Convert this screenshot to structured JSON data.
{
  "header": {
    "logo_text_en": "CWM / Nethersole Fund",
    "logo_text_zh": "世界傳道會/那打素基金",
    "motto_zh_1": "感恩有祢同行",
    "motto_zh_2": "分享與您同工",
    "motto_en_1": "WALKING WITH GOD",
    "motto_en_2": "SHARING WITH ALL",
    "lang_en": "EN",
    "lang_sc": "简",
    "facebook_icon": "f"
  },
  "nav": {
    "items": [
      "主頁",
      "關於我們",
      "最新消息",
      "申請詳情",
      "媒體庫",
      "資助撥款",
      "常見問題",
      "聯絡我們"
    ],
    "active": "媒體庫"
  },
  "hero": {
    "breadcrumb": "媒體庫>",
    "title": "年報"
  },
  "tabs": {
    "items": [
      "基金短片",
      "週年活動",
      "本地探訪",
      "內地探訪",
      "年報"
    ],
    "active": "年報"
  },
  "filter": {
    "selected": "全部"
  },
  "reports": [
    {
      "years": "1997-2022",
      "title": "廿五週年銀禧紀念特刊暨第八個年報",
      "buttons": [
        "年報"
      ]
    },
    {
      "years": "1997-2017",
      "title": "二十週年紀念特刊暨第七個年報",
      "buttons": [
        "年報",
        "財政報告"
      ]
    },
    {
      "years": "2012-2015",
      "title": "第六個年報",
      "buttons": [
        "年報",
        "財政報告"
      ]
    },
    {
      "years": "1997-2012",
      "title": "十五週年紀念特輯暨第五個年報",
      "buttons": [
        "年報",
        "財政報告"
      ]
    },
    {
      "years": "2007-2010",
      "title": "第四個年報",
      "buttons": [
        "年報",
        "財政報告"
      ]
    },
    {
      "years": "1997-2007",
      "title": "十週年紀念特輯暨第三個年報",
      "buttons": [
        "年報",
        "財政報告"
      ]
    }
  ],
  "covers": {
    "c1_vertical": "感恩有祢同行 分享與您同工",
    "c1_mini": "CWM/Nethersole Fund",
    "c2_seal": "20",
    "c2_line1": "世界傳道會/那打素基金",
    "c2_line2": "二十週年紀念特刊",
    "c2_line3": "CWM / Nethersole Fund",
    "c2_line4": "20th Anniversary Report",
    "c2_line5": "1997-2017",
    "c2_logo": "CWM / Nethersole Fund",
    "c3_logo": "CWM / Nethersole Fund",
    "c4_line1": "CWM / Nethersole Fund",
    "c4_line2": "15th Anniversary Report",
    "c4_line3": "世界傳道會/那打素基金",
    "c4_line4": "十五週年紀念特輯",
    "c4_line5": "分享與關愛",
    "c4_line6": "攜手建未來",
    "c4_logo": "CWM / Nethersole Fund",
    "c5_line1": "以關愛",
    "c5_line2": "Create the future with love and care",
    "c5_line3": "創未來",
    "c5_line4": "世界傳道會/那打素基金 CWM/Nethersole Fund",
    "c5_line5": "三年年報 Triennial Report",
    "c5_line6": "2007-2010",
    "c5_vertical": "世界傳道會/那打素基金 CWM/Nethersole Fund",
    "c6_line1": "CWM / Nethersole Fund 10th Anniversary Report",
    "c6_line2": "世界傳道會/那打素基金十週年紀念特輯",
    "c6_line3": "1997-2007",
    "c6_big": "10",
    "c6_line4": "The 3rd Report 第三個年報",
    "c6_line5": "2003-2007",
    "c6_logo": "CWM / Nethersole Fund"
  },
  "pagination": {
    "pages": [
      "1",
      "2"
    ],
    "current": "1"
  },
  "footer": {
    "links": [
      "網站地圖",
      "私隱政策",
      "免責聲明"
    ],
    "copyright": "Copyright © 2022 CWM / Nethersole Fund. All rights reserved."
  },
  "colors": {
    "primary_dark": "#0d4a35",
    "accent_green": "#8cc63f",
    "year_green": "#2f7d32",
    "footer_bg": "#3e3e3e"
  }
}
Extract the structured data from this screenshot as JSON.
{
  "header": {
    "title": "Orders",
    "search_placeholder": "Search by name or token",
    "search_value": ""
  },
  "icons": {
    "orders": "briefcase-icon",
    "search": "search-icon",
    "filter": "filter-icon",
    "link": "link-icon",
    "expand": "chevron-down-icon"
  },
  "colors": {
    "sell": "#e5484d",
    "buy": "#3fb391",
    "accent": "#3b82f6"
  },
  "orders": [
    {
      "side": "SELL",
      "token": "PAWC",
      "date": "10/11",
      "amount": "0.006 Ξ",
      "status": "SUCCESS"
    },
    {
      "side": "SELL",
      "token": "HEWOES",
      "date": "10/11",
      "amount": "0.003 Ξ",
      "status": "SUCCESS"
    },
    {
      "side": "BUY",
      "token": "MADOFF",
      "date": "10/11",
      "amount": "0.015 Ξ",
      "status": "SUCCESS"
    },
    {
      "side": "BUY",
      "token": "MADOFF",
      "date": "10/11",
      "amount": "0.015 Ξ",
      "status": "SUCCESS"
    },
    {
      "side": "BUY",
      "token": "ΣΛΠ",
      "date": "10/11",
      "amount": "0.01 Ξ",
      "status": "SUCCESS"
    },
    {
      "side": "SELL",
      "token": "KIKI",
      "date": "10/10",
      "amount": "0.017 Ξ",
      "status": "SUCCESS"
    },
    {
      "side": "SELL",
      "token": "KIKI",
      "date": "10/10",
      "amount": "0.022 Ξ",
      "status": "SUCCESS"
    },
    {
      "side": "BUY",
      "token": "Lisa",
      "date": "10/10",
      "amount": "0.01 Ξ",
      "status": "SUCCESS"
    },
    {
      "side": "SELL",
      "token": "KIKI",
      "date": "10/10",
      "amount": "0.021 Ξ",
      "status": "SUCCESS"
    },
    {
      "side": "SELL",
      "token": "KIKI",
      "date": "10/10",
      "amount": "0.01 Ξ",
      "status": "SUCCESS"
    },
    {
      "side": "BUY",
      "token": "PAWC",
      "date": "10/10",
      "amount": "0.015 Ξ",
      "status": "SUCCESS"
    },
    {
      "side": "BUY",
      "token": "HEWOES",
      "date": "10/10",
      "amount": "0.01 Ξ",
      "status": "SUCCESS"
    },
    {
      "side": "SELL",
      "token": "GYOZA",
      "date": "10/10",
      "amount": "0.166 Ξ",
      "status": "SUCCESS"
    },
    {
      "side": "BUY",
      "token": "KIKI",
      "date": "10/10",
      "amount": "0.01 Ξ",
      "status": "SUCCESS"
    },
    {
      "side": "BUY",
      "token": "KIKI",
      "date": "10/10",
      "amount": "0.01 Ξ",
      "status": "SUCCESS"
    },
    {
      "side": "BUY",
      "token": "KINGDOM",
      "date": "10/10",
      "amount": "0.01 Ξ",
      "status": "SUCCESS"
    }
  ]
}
☆ ☆ ☆
**Goal:**
Transcribe each entry exactly.

**Solution to this problem:**
Convert this screenshot to structured JSON data.
{
  "header": {
    "logo_text_en": "CWM / Nethersole Fund",
    "logo_text_zh": "世界傳道會/那打素基金",
    "motto_zh_1": "感恩有祢同行",
    "motto_zh_2": "分享與您同工",
    "motto_en_1": "WALKING WITH GOD",
    "motto_en_2": "SHARING WITH ALL",
    "lang_en": "EN",
    "lang_sc": "简",
    "facebook_icon": "f"
  },
  "nav": {
    "items": [
      "主頁",
      "關於我們",
      "最新消息",
      "申請詳情",
      "媒體庫",
      "資助撥款",
      "常見問題",
      "聯絡我們"
    ],
    "active": "媒體庫"
  },
  "hero": {
    "breadcrumb": "媒體庫>",
    "title": "年報"
  },
  "tabs": {
    "items": [
      "基金短片",
      "週年活動",
      "本地探訪",
      "內地探訪",
      "年報"
    ],
    "active": "年報"
  },
  "filter": {
    "selected": "全部"
  },
  "reports": [
    {
      "years": "1997-2022",
      "title": "廿五週年銀禧紀念特刊暨第八個年報",
      "buttons": [
        "年報"
      ]
    },
    {
      "years": "1997-2017",
      "title": "二十週年紀念特刊暨第七個年報",
      "buttons": [
        "年報",
        "財政報告"
      ]
    },
    {
      "years": "2012-2015",
      "title": "第六個年報",
      "buttons": [
        "年報",
        "財政報告"
      ]
    },
    {
      "years": "1997-2012",
      "title": "十五週年紀念特輯暨第五個年報",
      "buttons": [
        "年報",
        "財政報告"
      ]
    },
    {
      "years": "2007-2010",
      "title": "第四個年報",
      "buttons": [
        "年報",
        "財政報告"
      ]
    },
    {
      "years": "1997-2007",
      "title": "十週年紀念特輯暨第三個年報",
      "buttons": [
        "年報",
        "財政報告"
      ]
    }
  ],
  "covers": {
    "c1_vertical": "感恩有祢同行 分享與您同工",
    "c1_mini": "CWM/Nethersole Fund",
    "c2_seal": "20",
    "c2_line1": "世界傳道會/那打素基金",
    "c2_line2": "二十週年紀念特刊",
    "c2_line3": "CWM / Nethersole Fund",
    "c2_line4": "20th Anniversary Report",
    "c2_line5": "1997-2017",
    "c2_logo": "CWM / Nethersole Fund",
    "c3_logo": "CWM / Nethersole Fund",
    "c4_line1": "CWM / Nethersole Fund",
    "c4_line2": "15th Anniversary Report",
    "c4_line3": "世界傳道會/那打素基金",
    "c4_line4": "十五週年紀念特輯",
    "c4_line5": "分享與關愛",
    "c4_line6": "攜手建未來",
    "c4_logo": "CWM / Nethersole Fund",
    "c5_line1": "以關愛",
    "c5_line2": "Create the future with love and care",
    "c5_line3": "創未來",
    "c5_line4": "世界傳道會/那打素基金 CWM/Nethersole Fund",
    "c5_line5": "三年年報 Triennial Report",
    "c5_line6": "2007-2010",
    "c5_vertical": "世界傳道會/那打素基金 CWM/Nethersole Fund",
    "c6_line1": "CWM / Nethersole Fund 10th Anniversary Report",
    "c6_line2": "世界傳道會/那打素基金十週年紀念特輯",
    "c6_line3": "1997-2007",
    "c6_big": "10",
    "c6_line4": "The 3rd Report 第三個年報",
    "c6_line5": "2003-2007",
    "c6_logo": "CWM / Nethersole Fund"
  },
  "pagination": {
    "pages": [
      "1",
      "2"
    ],
    "current": "1"
  },
  "footer": {
    "links": [
      "網站地圖",
      "私隱政策",
      "免責聲明"
    ],
    "copyright": "Copyright © 2022 CWM / Nethersole Fund. All rights reserved."
  },
  "colors": {
    "primary_dark": "#0d4a35",
    "accent_green": "#8cc63f",
    "year_green": "#2f7d32",
    "footer_bg": "#3e3e3e"
  }
}
Extract the structured data from this screenshot as JSON.
{
  "header": {
    "title": "Orders",
    "search_placeholder": "Search by name or token",
    "search_value": ""
  },
  "icons": {
    "orders": "briefcase-icon",
    "search": "search-icon",
    "filter": "filter-icon",
    "link": "link-icon",
    "expand": "chevron-down-icon"
  },
  "colors": {
    "sell": "#e5484d",
    "buy": "#3fb391",
    "accent": "#3b82f6"
  },
  "orders": [
    {
      "side": "SELL",
      "token": "PAWC",
      "date": "10/11",
      "amount": "0.006 Ξ",
      "status": "SUCCESS"
    },
    {
      "side": "SELL",
      "token": "HEWOES",
      "date": "10/11",
      "amount": "0.003 Ξ",
      "status": "SUCCESS"
    },
    {
      "side": "BUY",
      "token": "MADOFF",
      "date": "10/11",
      "amount": "0.015 Ξ",
      "status": "SUCCESS"
    },
    {
      "side": "BUY",
      "token": "MADOFF",
      "date": "10/11",
      "amount": "0.015 Ξ",
      "status": "SUCCESS"
    },
    {
      "side": "BUY",
      "token": "ΣΛΠ",
      "date": "10/11",
      "amount": "0.01 Ξ",
      "status": "SUCCESS"
    },
    {
      "side": "SELL",
      "token": "KIKI",
      "date": "10/10",
      "amount": "0.017 Ξ",
      "status": "SUCCESS"
    },
    {
      "side": "SELL",
      "token": "KIKI",
      "date": "10/10",
      "amount": "0.022 Ξ",
      "status": "SUCCESS"
    },
    {
      "side": "BUY",
      "token": "Lisa",
      "date": "10/10",
      "amount": "0.01 Ξ",
      "status": "SUCCESS"
    },
    {
      "side": "SELL",
      "token": "KIKI",
      "date": "10/10",
      "amount": "0.021 Ξ",
      "status": "SUCCESS"
    },
    {
      "side": "SELL",
      "token": "KIKI",
      "date": "10/10",
      "amount": "0.01 Ξ",
      "status": "SUCCESS"
    },
    {
      "side": "BUY",
      "token": "PAWC",
      "date": "10/10",
      "amount": "0.015 Ξ",
      "status": "SUCCESS"
    },
    {
      "side": "BUY",
      "token": "HEWOES",
      "date": "10/10",
      "amount": "0.01 Ξ",
      "status": "SUCCESS"
    },
    {
      "side": "SELL",
      "token": "GYOZA",
      "date": "10/10",
      "amount": "0.166 Ξ",
      "status": "SUCCESS"
    },
    {
      "side": "BUY",
      "token": "KIKI",
      "date": "10/10",
      "amount": "0.01 Ξ",
      "status": "SUCCESS"
    },
    {
      "side": "BUY",
      "token": "KIKI",
      "date": "10/10",
      "amount": "0.01 Ξ",
      "status": "SUCCESS"
    },
    {
      "side": "BUY",
      "token": "KINGDOM",
      "date": "10/10",
      "amount": "0.01 Ξ",
      "status": "SUCCESS"
    }
  ]
}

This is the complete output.